**TASK TO CARRY OUT**:
In the entries below, identify every line with the string "color" and copy it.

**SOURCE DATA**:
────────────────────────────────────────

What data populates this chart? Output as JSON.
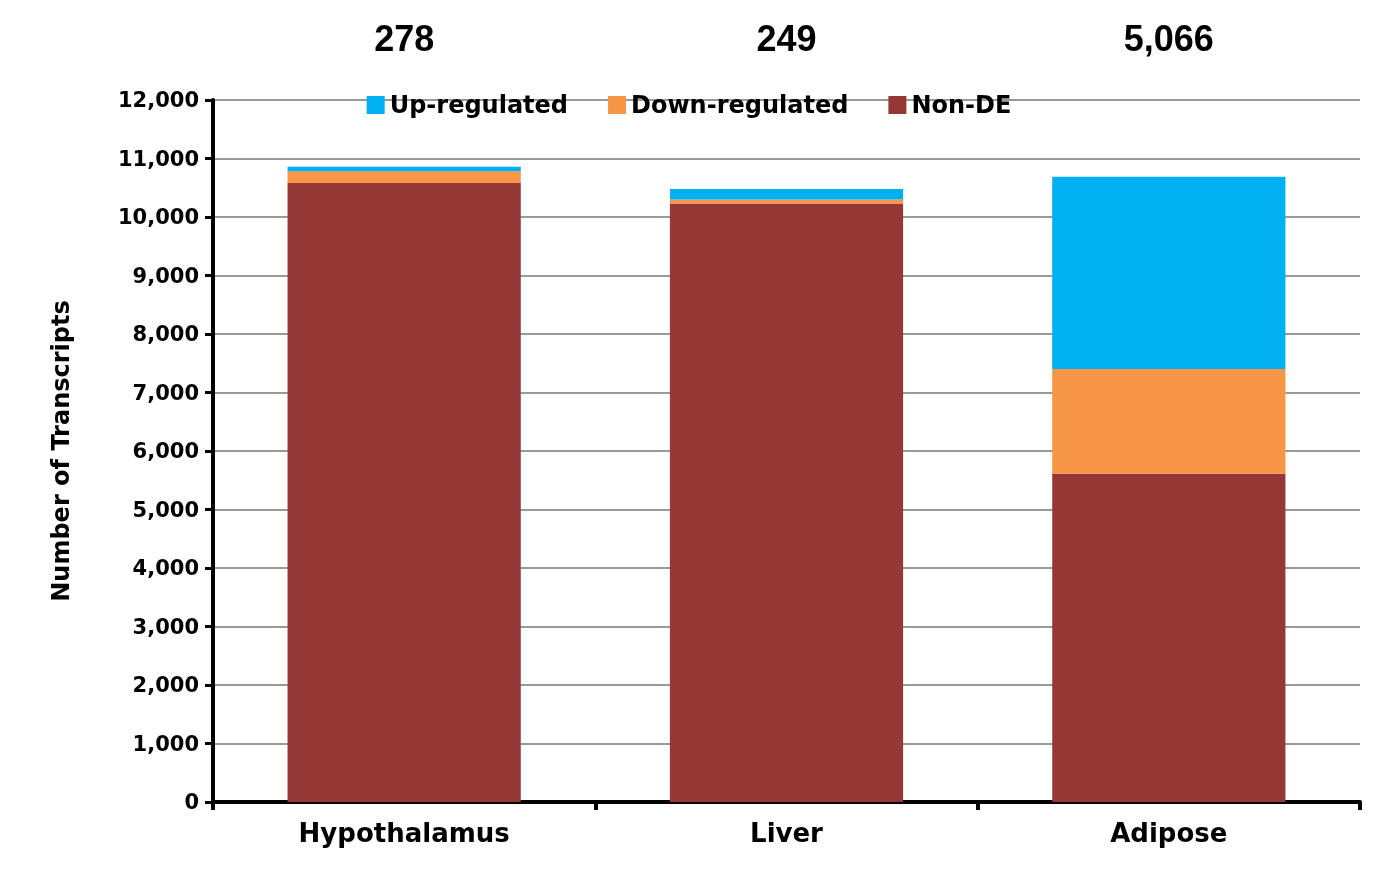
{
  "chart_data": {
    "type": "bar",
    "stacked": true,
    "categories": [
      "Hypothalamus",
      "Liver",
      "Adipose"
    ],
    "ylabel": "Number of Transcripts",
    "series": [
      {
        "name": "Non-DE",
        "color": "#953735",
        "values": [
          10580,
          10230,
          5610
        ]
      },
      {
        "name": "Down-regulated",
        "color": "#f79646",
        "values": [
          200,
          70,
          1790
        ]
      },
      {
        "name": "Up-regulated",
        "color": "#00b0f0",
        "values": [
          80,
          180,
          3290
        ]
      }
    ],
    "ylim": [
      0,
      12000
    ],
    "yticks": [
      0,
      {
        "value": 1000,
        "label": "1,000"
      },
      {
        "value": 2000,
        "label": "2,000"
      },
      {
        "value": 3000,
        "label": "3,000"
      },
      {
        "value": 4000,
        "label": "4,000"
      },
      {
        "value": 5000,
        "label": "5,000"
      },
      {
        "value": 6000,
        "label": "6,000"
      },
      {
        "value": 7000,
        "label": "7,000"
      },
      {
        "value": 8000,
        "label": "8,000"
      },
      {
        "value": 9000,
        "label": "9,000"
      },
      {
        "value": 10000,
        "label": "10,000"
      },
      {
        "value": 11000,
        "label": "11,000"
      },
      {
        "value": 12000,
        "label": "12,000"
      }
    ],
    "grid": "y",
    "legend": "top",
    "annotations": [
      "278",
      "249",
      "5,066"
    ]
  }
}
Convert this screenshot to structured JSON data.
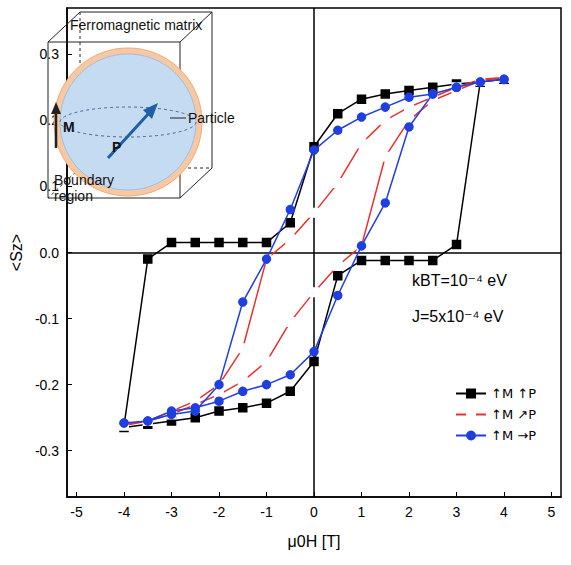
{
  "chart_data": {
    "type": "line",
    "xlabel": "μ0H [T]",
    "ylabel": "<Sz>",
    "xlim": [
      -5.2,
      5.2
    ],
    "xticks": [
      -5,
      -4,
      -3,
      -2,
      -1,
      0,
      1,
      2,
      3,
      4,
      5
    ],
    "ylim": [
      -0.37,
      0.37
    ],
    "yticks": [
      -0.3,
      -0.2,
      -0.1,
      {
        "value": 0,
        "label": "0.0"
      },
      0.1,
      0.2,
      0.3
    ],
    "legend": "lower right",
    "annotations": [
      "kBT=10⁻⁴ eV",
      "J=5x10⁻⁴ eV"
    ],
    "inset": {
      "matrix": "Ferromagnetic matrix",
      "particle": "Particle",
      "boundary": "Boundary region",
      "magnetization": "M",
      "polarization": "P"
    },
    "series": [
      {
        "name": "↑M ↑P",
        "color": "#000000",
        "marker": "square",
        "x": [
          4,
          3.5,
          3,
          2.5,
          2,
          1.5,
          1,
          0.5,
          0,
          -0.5,
          -1,
          -1.5,
          -2,
          -2.5,
          -3,
          -3.5,
          -4,
          -4,
          -3.5,
          -3,
          -2.5,
          -2,
          -1.5,
          -1,
          -0.5,
          0,
          0.5,
          1,
          1.5,
          2,
          2.5,
          3,
          3.5,
          4
        ],
        "values": [
          0.262,
          0.258,
          0.255,
          0.25,
          0.245,
          0.24,
          0.232,
          0.21,
          0.16,
          0.045,
          0.015,
          0.015,
          0.015,
          0.015,
          0.015,
          -0.01,
          -0.262,
          -0.265,
          -0.26,
          -0.255,
          -0.25,
          -0.24,
          -0.235,
          -0.228,
          -0.21,
          -0.165,
          -0.035,
          -0.012,
          -0.012,
          -0.012,
          -0.012,
          0.012,
          0.258,
          0.262
        ]
      },
      {
        "name": "↑M ↗P",
        "color": "#e8312f",
        "marker": "open_square",
        "x": [
          4,
          3.5,
          3,
          2.5,
          2,
          1.5,
          1,
          0.5,
          0,
          -0.5,
          -1,
          -1.5,
          -2,
          -2.5,
          -3,
          -3.5,
          -4,
          -4,
          -3.5,
          -3,
          -2.5,
          -2,
          -1.5,
          -1,
          -0.5,
          0,
          0.5,
          1,
          1.5,
          2,
          2.5,
          3,
          3.5,
          4
        ],
        "values": [
          0.265,
          0.262,
          0.25,
          0.235,
          0.22,
          0.2,
          0.165,
          0.105,
          0.06,
          0.02,
          -0.01,
          -0.145,
          -0.2,
          -0.225,
          -0.24,
          -0.255,
          -0.26,
          -0.262,
          -0.255,
          -0.245,
          -0.23,
          -0.215,
          -0.195,
          -0.165,
          -0.105,
          -0.06,
          -0.02,
          0.01,
          0.145,
          0.2,
          0.23,
          0.245,
          0.26,
          0.265
        ]
      },
      {
        "name": "↑M →P",
        "color": "#1f3fe0",
        "marker": "circle",
        "x": [
          4,
          3.5,
          3,
          2.5,
          2,
          1.5,
          1,
          0.5,
          0,
          -0.5,
          -1,
          -1.5,
          -2,
          -2.5,
          -3,
          -3.5,
          -4,
          -4,
          -3.5,
          -3,
          -2.5,
          -2,
          -1.5,
          -1,
          -0.5,
          0,
          0.5,
          1,
          1.5,
          2,
          2.5,
          3,
          3.5,
          4
        ],
        "values": [
          0.262,
          0.258,
          0.25,
          0.24,
          0.235,
          0.22,
          0.205,
          0.185,
          0.155,
          0.065,
          -0.01,
          -0.075,
          -0.2,
          -0.24,
          -0.245,
          -0.255,
          -0.258,
          -0.258,
          -0.255,
          -0.24,
          -0.235,
          -0.225,
          -0.21,
          -0.2,
          -0.185,
          -0.15,
          -0.065,
          0.01,
          0.075,
          0.19,
          0.24,
          0.25,
          0.258,
          0.262
        ]
      }
    ]
  }
}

────────────────────────────────────────

**RESPONSE TO THE EXERCISE**:
        "color": "#953735",
        "color": "#f79646",
        "color": "#00b0f0",
        "color": "#000000",
        "color": "#e8312f",
        "color": "#1f3fe0",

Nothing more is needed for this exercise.